Aim: Find and copy every line in the records that includes the string "name".

Data to use:
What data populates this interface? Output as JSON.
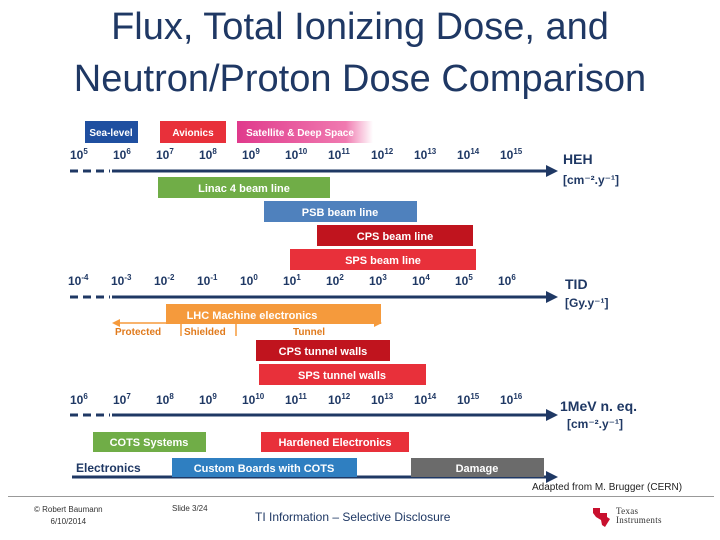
{
  "title": {
    "line1": "Flux, Total Ionizing  Dose, and",
    "line2": "Neutron/Proton Dose Comparison"
  },
  "legend": {
    "sea_level": "Sea-level",
    "avionics": "Avionics",
    "satellite": "Satellite & Deep Space"
  },
  "axes": {
    "heh": {
      "unit_line1": "HEH",
      "unit_line2": "[cm⁻².y⁻¹]",
      "ticks": [
        {
          "base": "10",
          "exp": "5"
        },
        {
          "base": "10",
          "exp": "6"
        },
        {
          "base": "10",
          "exp": "7"
        },
        {
          "base": "10",
          "exp": "8"
        },
        {
          "base": "10",
          "exp": "9"
        },
        {
          "base": "10",
          "exp": "10"
        },
        {
          "base": "10",
          "exp": "11"
        },
        {
          "base": "10",
          "exp": "12"
        },
        {
          "base": "10",
          "exp": "13"
        },
        {
          "base": "10",
          "exp": "14"
        },
        {
          "base": "10",
          "exp": "15"
        }
      ]
    },
    "tid": {
      "unit_line1": "TID",
      "unit_line2": "[Gy.y⁻¹]",
      "ticks": [
        {
          "base": "10",
          "exp": "-4"
        },
        {
          "base": "10",
          "exp": "-3"
        },
        {
          "base": "10",
          "exp": "-2"
        },
        {
          "base": "10",
          "exp": "-1"
        },
        {
          "base": "10",
          "exp": "0"
        },
        {
          "base": "10",
          "exp": "1"
        },
        {
          "base": "10",
          "exp": "2"
        },
        {
          "base": "10",
          "exp": "3"
        },
        {
          "base": "10",
          "exp": "4"
        },
        {
          "base": "10",
          "exp": "5"
        },
        {
          "base": "10",
          "exp": "6"
        }
      ]
    },
    "neq": {
      "unit_line1": "1MeV n. eq.",
      "unit_line2": "[cm⁻².y⁻¹]",
      "ticks": [
        {
          "base": "10",
          "exp": "6"
        },
        {
          "base": "10",
          "exp": "7"
        },
        {
          "base": "10",
          "exp": "8"
        },
        {
          "base": "10",
          "exp": "9"
        },
        {
          "base": "10",
          "exp": "10"
        },
        {
          "base": "10",
          "exp": "11"
        },
        {
          "base": "10",
          "exp": "12"
        },
        {
          "base": "10",
          "exp": "13"
        },
        {
          "base": "10",
          "exp": "14"
        },
        {
          "base": "10",
          "exp": "15"
        },
        {
          "base": "10",
          "exp": "16"
        }
      ]
    }
  },
  "bars": {
    "linac4": "Linac 4 beam line",
    "psb": "PSB beam line",
    "cps": "CPS beam line",
    "sps": "SPS beam line",
    "lhc": "LHC Machine electronics",
    "protected": "Protected",
    "shielded": "Shielded",
    "tunnel": "Tunnel",
    "cps_walls": "CPS tunnel walls",
    "sps_walls": "SPS tunnel walls",
    "cots_systems": "COTS Systems",
    "hardened": "Hardened Electronics",
    "electronics": "Electronics",
    "custom_boards": "Custom Boards with COTS",
    "damage": "Damage"
  },
  "colors": {
    "title": "#1f3864",
    "axis": "#1f3864",
    "linac_green": "#70ad47",
    "psb_blue": "#4f81bd",
    "red": "#e8303a",
    "dark_red": "#c0141e",
    "orange": "#f59a3c",
    "custom_blue": "#2f7fc1",
    "damage_gray": "#6b6b6b"
  },
  "credit": "Adapted from M. Brugger (CERN)",
  "footer": {
    "copyright_line1": "© Robert Baumann",
    "copyright_line2": "6/10/2014",
    "slide": "Slide  3/24",
    "center": "TI Information – Selective Disclosure",
    "logo_line1": "Texas",
    "logo_line2": "Instruments"
  }
}
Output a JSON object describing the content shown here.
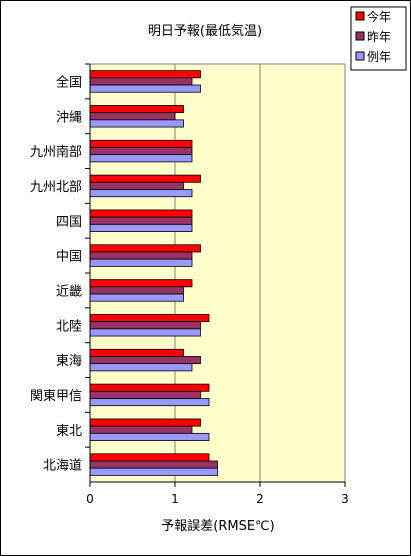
{
  "chart_data": {
    "type": "bar",
    "orientation": "horizontal",
    "title": "明日予報(最低気温)",
    "xlabel": "予報誤差(RMSE℃)",
    "ylabel": "",
    "xlim": [
      0,
      3
    ],
    "x_ticks": [
      "0",
      "1",
      "2",
      "3"
    ],
    "categories": [
      "全国",
      "沖縄",
      "九州南部",
      "九州北部",
      "四国",
      "中国",
      "近畿",
      "北陸",
      "東海",
      "関東甲信",
      "東北",
      "北海道"
    ],
    "series": [
      {
        "name": "今年",
        "color": "#ff0000",
        "values": [
          1.3,
          1.1,
          1.2,
          1.3,
          1.2,
          1.3,
          1.2,
          1.4,
          1.1,
          1.4,
          1.3,
          1.4
        ]
      },
      {
        "name": "昨年",
        "color": "#993366",
        "values": [
          1.2,
          1.0,
          1.2,
          1.1,
          1.2,
          1.2,
          1.1,
          1.3,
          1.3,
          1.3,
          1.2,
          1.5
        ]
      },
      {
        "name": "例年",
        "color": "#9999ff",
        "values": [
          1.3,
          1.1,
          1.2,
          1.2,
          1.2,
          1.2,
          1.1,
          1.3,
          1.2,
          1.4,
          1.4,
          1.5
        ]
      }
    ],
    "plot_background": "#ffffcc",
    "grid": "vertical major lines",
    "legend_position": "top-right"
  }
}
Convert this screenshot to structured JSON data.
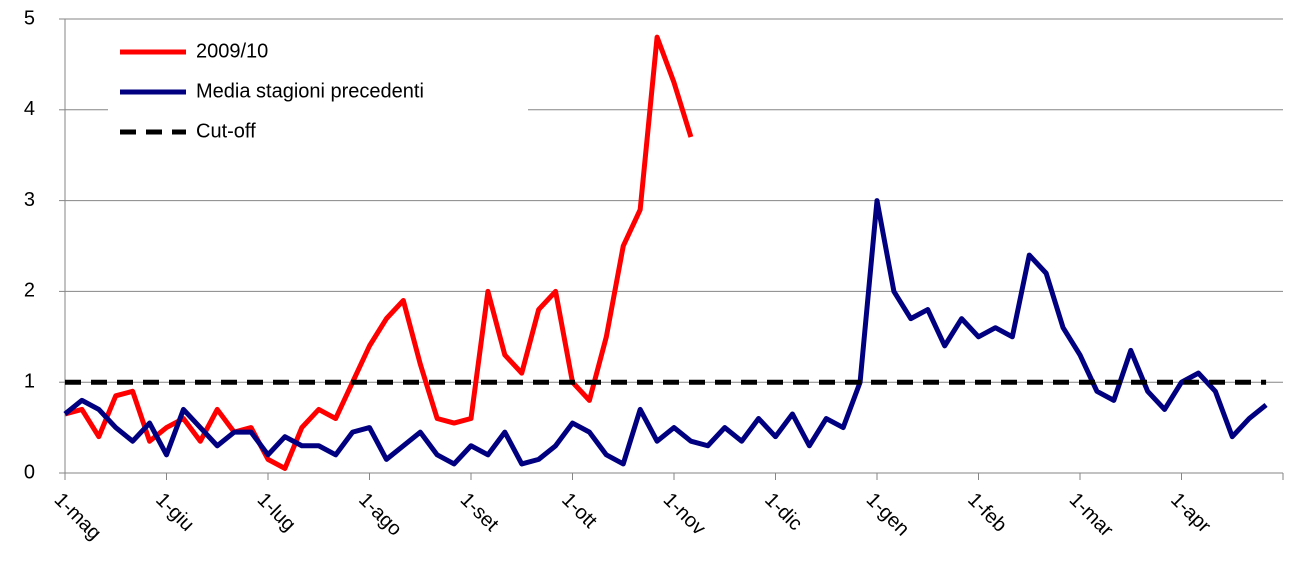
{
  "chart_data": {
    "type": "line",
    "categories": [
      "1-mag",
      null,
      null,
      null,
      null,
      null,
      "1-giu",
      null,
      null,
      null,
      null,
      null,
      "1-lug",
      null,
      null,
      null,
      null,
      null,
      "1-ago",
      null,
      null,
      null,
      null,
      null,
      "1-set",
      null,
      null,
      null,
      null,
      null,
      "1-ott",
      null,
      null,
      null,
      null,
      null,
      "1-nov",
      null,
      null,
      null,
      null,
      null,
      "1-dic",
      null,
      null,
      null,
      null,
      null,
      "1-gen",
      null,
      null,
      null,
      null,
      null,
      "1-feb",
      null,
      null,
      null,
      null,
      null,
      "1-mar",
      null,
      null,
      null,
      null,
      null,
      "1-apr",
      null,
      null,
      null,
      null,
      null
    ],
    "series": [
      {
        "name": "2009/10",
        "color": "#ff0000",
        "dashed": false,
        "values": [
          0.65,
          0.7,
          0.4,
          0.85,
          0.9,
          0.35,
          0.5,
          0.6,
          0.35,
          0.7,
          0.45,
          0.5,
          0.15,
          0.05,
          0.5,
          0.7,
          0.6,
          1.0,
          1.4,
          1.7,
          1.9,
          1.2,
          0.6,
          0.55,
          0.6,
          2.0,
          1.3,
          1.1,
          1.8,
          2.0,
          1.0,
          0.8,
          1.5,
          2.5,
          2.9,
          4.8,
          4.3,
          3.7,
          null,
          null,
          null,
          null,
          null,
          null,
          null,
          null,
          null,
          null,
          null,
          null,
          null,
          null,
          null,
          null,
          null,
          null,
          null,
          null,
          null,
          null,
          null,
          null,
          null,
          null,
          null,
          null,
          null,
          null,
          null,
          null,
          null,
          null
        ]
      },
      {
        "name": "Media stagioni precedenti",
        "color": "#000080",
        "dashed": false,
        "values": [
          0.65,
          0.8,
          0.7,
          0.5,
          0.35,
          0.55,
          0.2,
          0.7,
          0.5,
          0.3,
          0.45,
          0.45,
          0.2,
          0.4,
          0.3,
          0.3,
          0.2,
          0.45,
          0.5,
          0.15,
          0.3,
          0.45,
          0.2,
          0.1,
          0.3,
          0.2,
          0.45,
          0.1,
          0.15,
          0.3,
          0.55,
          0.45,
          0.2,
          0.1,
          0.7,
          0.35,
          0.5,
          0.35,
          0.3,
          0.5,
          0.35,
          0.6,
          0.4,
          0.65,
          0.3,
          0.6,
          0.5,
          1.0,
          3.0,
          2.0,
          1.7,
          1.8,
          1.4,
          1.7,
          1.5,
          1.6,
          1.5,
          2.4,
          2.2,
          1.6,
          1.3,
          0.9,
          0.8,
          1.35,
          0.9,
          0.7,
          1.0,
          1.1,
          0.9,
          0.4,
          0.6,
          0.75
        ]
      },
      {
        "name": "Cut-off",
        "color": "#000000",
        "dashed": true,
        "values": [
          1,
          1,
          1,
          1,
          1,
          1,
          1,
          1,
          1,
          1,
          1,
          1,
          1,
          1,
          1,
          1,
          1,
          1,
          1,
          1,
          1,
          1,
          1,
          1,
          1,
          1,
          1,
          1,
          1,
          1,
          1,
          1,
          1,
          1,
          1,
          1,
          1,
          1,
          1,
          1,
          1,
          1,
          1,
          1,
          1,
          1,
          1,
          1,
          1,
          1,
          1,
          1,
          1,
          1,
          1,
          1,
          1,
          1,
          1,
          1,
          1,
          1,
          1,
          1,
          1,
          1,
          1,
          1,
          1,
          1,
          1,
          1
        ]
      }
    ],
    "ylim": [
      0,
      5
    ],
    "yticks": [
      0,
      1,
      2,
      3,
      4,
      5
    ],
    "grid": true,
    "legend": "upper-left"
  }
}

Finished exercise:
        "name": "今年",
        "name": "昨年",
        "name": "例年",
        "name": "2009/10",
        "name": "Media stagioni precedenti",
        "name": "Cut-off",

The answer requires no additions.